> _PROBLEM STATEMENT_: Your task is to quote the material that follows, in full and exactly.

> _PROVIDED DATA_:

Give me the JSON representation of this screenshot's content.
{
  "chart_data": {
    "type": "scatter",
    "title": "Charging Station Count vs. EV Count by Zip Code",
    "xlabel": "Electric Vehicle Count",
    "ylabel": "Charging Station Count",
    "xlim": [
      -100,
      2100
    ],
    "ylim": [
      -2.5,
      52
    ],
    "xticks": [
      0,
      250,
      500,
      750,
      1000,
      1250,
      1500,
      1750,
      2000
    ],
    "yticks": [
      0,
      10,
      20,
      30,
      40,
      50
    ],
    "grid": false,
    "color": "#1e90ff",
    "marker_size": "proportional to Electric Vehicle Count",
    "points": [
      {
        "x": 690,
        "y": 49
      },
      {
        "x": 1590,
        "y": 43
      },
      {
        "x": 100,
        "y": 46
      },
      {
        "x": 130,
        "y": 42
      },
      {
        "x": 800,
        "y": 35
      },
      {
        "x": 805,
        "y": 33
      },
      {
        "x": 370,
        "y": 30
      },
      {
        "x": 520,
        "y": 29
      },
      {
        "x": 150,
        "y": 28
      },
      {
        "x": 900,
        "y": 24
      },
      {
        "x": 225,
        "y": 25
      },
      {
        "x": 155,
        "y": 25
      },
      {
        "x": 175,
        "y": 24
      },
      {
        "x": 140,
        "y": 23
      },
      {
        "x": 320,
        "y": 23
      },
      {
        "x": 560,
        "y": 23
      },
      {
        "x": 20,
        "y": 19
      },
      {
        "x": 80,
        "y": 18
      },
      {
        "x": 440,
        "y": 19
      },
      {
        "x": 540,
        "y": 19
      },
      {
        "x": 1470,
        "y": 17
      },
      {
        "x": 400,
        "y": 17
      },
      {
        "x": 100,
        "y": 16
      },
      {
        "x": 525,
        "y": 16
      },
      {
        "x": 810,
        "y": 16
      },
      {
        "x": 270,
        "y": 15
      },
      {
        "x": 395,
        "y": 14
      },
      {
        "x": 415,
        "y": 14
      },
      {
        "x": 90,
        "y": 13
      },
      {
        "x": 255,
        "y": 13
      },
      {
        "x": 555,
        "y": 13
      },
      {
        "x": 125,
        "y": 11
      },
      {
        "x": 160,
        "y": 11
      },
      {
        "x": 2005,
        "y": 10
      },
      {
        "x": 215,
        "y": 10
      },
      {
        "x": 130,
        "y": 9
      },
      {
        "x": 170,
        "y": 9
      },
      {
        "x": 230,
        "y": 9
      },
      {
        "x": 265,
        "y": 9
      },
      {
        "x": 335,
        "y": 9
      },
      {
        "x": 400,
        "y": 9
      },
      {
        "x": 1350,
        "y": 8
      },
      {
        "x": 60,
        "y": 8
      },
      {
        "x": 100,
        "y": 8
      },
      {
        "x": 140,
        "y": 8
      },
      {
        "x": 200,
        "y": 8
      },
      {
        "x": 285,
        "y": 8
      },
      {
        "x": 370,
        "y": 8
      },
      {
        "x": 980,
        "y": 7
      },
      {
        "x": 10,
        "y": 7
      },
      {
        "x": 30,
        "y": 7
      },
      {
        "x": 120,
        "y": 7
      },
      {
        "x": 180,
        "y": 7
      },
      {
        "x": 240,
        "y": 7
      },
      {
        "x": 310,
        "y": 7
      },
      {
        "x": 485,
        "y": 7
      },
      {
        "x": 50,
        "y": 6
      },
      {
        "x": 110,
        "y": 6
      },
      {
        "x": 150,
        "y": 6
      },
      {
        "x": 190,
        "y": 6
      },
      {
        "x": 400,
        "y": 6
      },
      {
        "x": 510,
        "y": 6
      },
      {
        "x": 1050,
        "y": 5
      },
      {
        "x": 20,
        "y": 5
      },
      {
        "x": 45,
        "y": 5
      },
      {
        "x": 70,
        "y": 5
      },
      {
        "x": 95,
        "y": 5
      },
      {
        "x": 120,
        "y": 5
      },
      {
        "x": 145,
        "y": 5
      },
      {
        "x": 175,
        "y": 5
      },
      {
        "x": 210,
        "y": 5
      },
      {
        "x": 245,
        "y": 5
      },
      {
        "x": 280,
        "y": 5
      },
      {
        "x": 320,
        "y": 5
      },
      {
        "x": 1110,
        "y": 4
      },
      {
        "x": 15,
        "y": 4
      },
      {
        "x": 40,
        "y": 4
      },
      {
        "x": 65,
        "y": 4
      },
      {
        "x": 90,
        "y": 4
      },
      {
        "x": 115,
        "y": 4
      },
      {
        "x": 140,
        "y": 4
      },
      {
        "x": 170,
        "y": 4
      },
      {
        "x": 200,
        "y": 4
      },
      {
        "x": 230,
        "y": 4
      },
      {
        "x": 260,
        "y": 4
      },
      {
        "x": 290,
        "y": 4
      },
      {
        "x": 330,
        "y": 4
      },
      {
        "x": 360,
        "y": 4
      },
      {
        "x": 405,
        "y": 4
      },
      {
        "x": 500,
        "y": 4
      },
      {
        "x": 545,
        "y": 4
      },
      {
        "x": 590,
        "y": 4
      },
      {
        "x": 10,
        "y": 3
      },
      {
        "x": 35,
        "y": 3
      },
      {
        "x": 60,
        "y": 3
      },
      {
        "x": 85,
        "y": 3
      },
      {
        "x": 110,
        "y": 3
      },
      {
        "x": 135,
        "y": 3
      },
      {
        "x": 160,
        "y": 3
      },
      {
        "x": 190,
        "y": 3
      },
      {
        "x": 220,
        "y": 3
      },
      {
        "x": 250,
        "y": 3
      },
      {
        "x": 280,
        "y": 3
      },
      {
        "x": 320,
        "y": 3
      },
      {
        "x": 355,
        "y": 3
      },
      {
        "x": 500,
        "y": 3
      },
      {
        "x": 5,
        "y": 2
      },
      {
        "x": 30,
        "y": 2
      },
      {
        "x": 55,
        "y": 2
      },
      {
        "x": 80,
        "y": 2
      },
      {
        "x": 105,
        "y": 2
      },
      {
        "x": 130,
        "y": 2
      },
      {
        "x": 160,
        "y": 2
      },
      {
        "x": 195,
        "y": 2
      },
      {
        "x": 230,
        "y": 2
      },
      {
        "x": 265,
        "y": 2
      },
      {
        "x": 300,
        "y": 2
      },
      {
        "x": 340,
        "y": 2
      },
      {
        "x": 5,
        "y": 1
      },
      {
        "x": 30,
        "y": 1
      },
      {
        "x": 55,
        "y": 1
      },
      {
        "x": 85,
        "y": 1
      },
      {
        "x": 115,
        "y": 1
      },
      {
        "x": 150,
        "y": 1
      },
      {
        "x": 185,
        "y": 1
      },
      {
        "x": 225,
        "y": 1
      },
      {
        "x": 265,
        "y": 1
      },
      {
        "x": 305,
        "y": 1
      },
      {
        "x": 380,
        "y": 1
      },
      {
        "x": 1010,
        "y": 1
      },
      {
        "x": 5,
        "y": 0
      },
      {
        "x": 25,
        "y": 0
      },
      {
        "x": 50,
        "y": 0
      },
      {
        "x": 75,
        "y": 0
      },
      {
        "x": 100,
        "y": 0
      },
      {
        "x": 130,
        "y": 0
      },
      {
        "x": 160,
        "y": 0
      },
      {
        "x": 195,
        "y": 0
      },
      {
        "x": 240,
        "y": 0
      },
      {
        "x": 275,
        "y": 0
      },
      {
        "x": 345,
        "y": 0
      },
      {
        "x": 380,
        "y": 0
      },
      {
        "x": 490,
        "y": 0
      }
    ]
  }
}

> _SOLUTION FOR THIS TASK_:
Give me the JSON representation of this screenshot's content.
{
  "chart_data": {
    "type": "scatter",
    "title": "Charging Station Count vs. EV Count by Zip Code",
    "xlabel": "Electric Vehicle Count",
    "ylabel": "Charging Station Count",
    "xlim": [
      -100,
      2100
    ],
    "ylim": [
      -2.5,
      52
    ],
    "xticks": [
      0,
      250,
      500,
      750,
      1000,
      1250,
      1500,
      1750,
      2000
    ],
    "yticks": [
      0,
      10,
      20,
      30,
      40,
      50
    ],
    "grid": false,
    "color": "#1e90ff",
    "marker_size": "proportional to Electric Vehicle Count",
    "points": [
      {
        "x": 690,
        "y": 49
      },
      {
        "x": 1590,
        "y": 43
      },
      {
        "x": 100,
        "y": 46
      },
      {
        "x": 130,
        "y": 42
      },
      {
        "x": 800,
        "y": 35
      },
      {
        "x": 805,
        "y": 33
      },
      {
        "x": 370,
        "y": 30
      },
      {
        "x": 520,
        "y": 29
      },
      {
        "x": 150,
        "y": 28
      },
      {
        "x": 900,
        "y": 24
      },
      {
        "x": 225,
        "y": 25
      },
      {
        "x": 155,
        "y": 25
      },
      {
        "x": 175,
        "y": 24
      },
      {
        "x": 140,
        "y": 23
      },
      {
        "x": 320,
        "y": 23
      },
      {
        "x": 560,
        "y": 23
      },
      {
        "x": 20,
        "y": 19
      },
      {
        "x": 80,
        "y": 18
      },
      {
        "x": 440,
        "y": 19
      },
      {
        "x": 540,
        "y": 19
      },
      {
        "x": 1470,
        "y": 17
      },
      {
        "x": 400,
        "y": 17
      },
      {
        "x": 100,
        "y": 16
      },
      {
        "x": 525,
        "y": 16
      },
      {
        "x": 810,
        "y": 16
      },
      {
        "x": 270,
        "y": 15
      },
      {
        "x": 395,
        "y": 14
      },
      {
        "x": 415,
        "y": 14
      },
      {
        "x": 90,
        "y": 13
      },
      {
        "x": 255,
        "y": 13
      },
      {
        "x": 555,
        "y": 13
      },
      {
        "x": 125,
        "y": 11
      },
      {
        "x": 160,
        "y": 11
      },
      {
        "x": 2005,
        "y": 10
      },
      {
        "x": 215,
        "y": 10
      },
      {
        "x": 130,
        "y": 9
      },
      {
        "x": 170,
        "y": 9
      },
      {
        "x": 230,
        "y": 9
      },
      {
        "x": 265,
        "y": 9
      },
      {
        "x": 335,
        "y": 9
      },
      {
        "x": 400,
        "y": 9
      },
      {
        "x": 1350,
        "y": 8
      },
      {
        "x": 60,
        "y": 8
      },
      {
        "x": 100,
        "y": 8
      },
      {
        "x": 140,
        "y": 8
      },
      {
        "x": 200,
        "y": 8
      },
      {
        "x": 285,
        "y": 8
      },
      {
        "x": 370,
        "y": 8
      },
      {
        "x": 980,
        "y": 7
      },
      {
        "x": 10,
        "y": 7
      },
      {
        "x": 30,
        "y": 7
      },
      {
        "x": 120,
        "y": 7
      },
      {
        "x": 180,
        "y": 7
      },
      {
        "x": 240,
        "y": 7
      },
      {
        "x": 310,
        "y": 7
      },
      {
        "x": 485,
        "y": 7
      },
      {
        "x": 50,
        "y": 6
      },
      {
        "x": 110,
        "y": 6
      },
      {
        "x": 150,
        "y": 6
      },
      {
        "x": 190,
        "y": 6
      },
      {
        "x": 400,
        "y": 6
      },
      {
        "x": 510,
        "y": 6
      },
      {
        "x": 1050,
        "y": 5
      },
      {
        "x": 20,
        "y": 5
      },
      {
        "x": 45,
        "y": 5
      },
      {
        "x": 70,
        "y": 5
      },
      {
        "x": 95,
        "y": 5
      },
      {
        "x": 120,
        "y": 5
      },
      {
        "x": 145,
        "y": 5
      },
      {
        "x": 175,
        "y": 5
      },
      {
        "x": 210,
        "y": 5
      },
      {
        "x": 245,
        "y": 5
      },
      {
        "x": 280,
        "y": 5
      },
      {
        "x": 320,
        "y": 5
      },
      {
        "x": 1110,
        "y": 4
      },
      {
        "x": 15,
        "y": 4
      },
      {
        "x": 40,
        "y": 4
      },
      {
        "x": 65,
        "y": 4
      },
      {
        "x": 90,
        "y": 4
      },
      {
        "x": 115,
        "y": 4
      },
      {
        "x": 140,
        "y": 4
      },
      {
        "x": 170,
        "y": 4
      },
      {
        "x": 200,
        "y": 4
      },
      {
        "x": 230,
        "y": 4
      },
      {
        "x": 260,
        "y": 4
      },
      {
        "x": 290,
        "y": 4
      },
      {
        "x": 330,
        "y": 4
      },
      {
        "x": 360,
        "y": 4
      },
      {
        "x": 405,
        "y": 4
      },
      {
        "x": 500,
        "y": 4
      },
      {
        "x": 545,
        "y": 4
      },
      {
        "x": 590,
        "y": 4
      },
      {
        "x": 10,
        "y": 3
      },
      {
        "x": 35,
        "y": 3
      },
      {
        "x": 60,
        "y": 3
      },
      {
        "x": 85,
        "y": 3
      },
      {
        "x": 110,
        "y": 3
      },
      {
        "x": 135,
        "y": 3
      },
      {
        "x": 160,
        "y": 3
      },
      {
        "x": 190,
        "y": 3
      },
      {
        "x": 220,
        "y": 3
      },
      {
        "x": 250,
        "y": 3
      },
      {
        "x": 280,
        "y": 3
      },
      {
        "x": 320,
        "y": 3
      },
      {
        "x": 355,
        "y": 3
      },
      {
        "x": 500,
        "y": 3
      },
      {
        "x": 5,
        "y": 2
      },
      {
        "x": 30,
        "y": 2
      },
      {
        "x": 55,
        "y": 2
      },
      {
        "x": 80,
        "y": 2
      },
      {
        "x": 105,
        "y": 2
      },
      {
        "x": 130,
        "y": 2
      },
      {
        "x": 160,
        "y": 2
      },
      {
        "x": 195,
        "y": 2
      },
      {
        "x": 230,
        "y": 2
      },
      {
        "x": 265,
        "y": 2
      },
      {
        "x": 300,
        "y": 2
      },
      {
        "x": 340,
        "y": 2
      },
      {
        "x": 5,
        "y": 1
      },
      {
        "x": 30,
        "y": 1
      },
      {
        "x": 55,
        "y": 1
      },
      {
        "x": 85,
        "y": 1
      },
      {
        "x": 115,
        "y": 1
      },
      {
        "x": 150,
        "y": 1
      },
      {
        "x": 185,
        "y": 1
      },
      {
        "x": 225,
        "y": 1
      },
      {
        "x": 265,
        "y": 1
      },
      {
        "x": 305,
        "y": 1
      },
      {
        "x": 380,
        "y": 1
      },
      {
        "x": 1010,
        "y": 1
      },
      {
        "x": 5,
        "y": 0
      },
      {
        "x": 25,
        "y": 0
      },
      {
        "x": 50,
        "y": 0
      },
      {
        "x": 75,
        "y": 0
      },
      {
        "x": 100,
        "y": 0
      },
      {
        "x": 130,
        "y": 0
      },
      {
        "x": 160,
        "y": 0
      },
      {
        "x": 195,
        "y": 0
      },
      {
        "x": 240,
        "y": 0
      },
      {
        "x": 275,
        "y": 0
      },
      {
        "x": 345,
        "y": 0
      },
      {
        "x": 380,
        "y": 0
      },
      {
        "x": 490,
        "y": 0
      }
    ]
  }
}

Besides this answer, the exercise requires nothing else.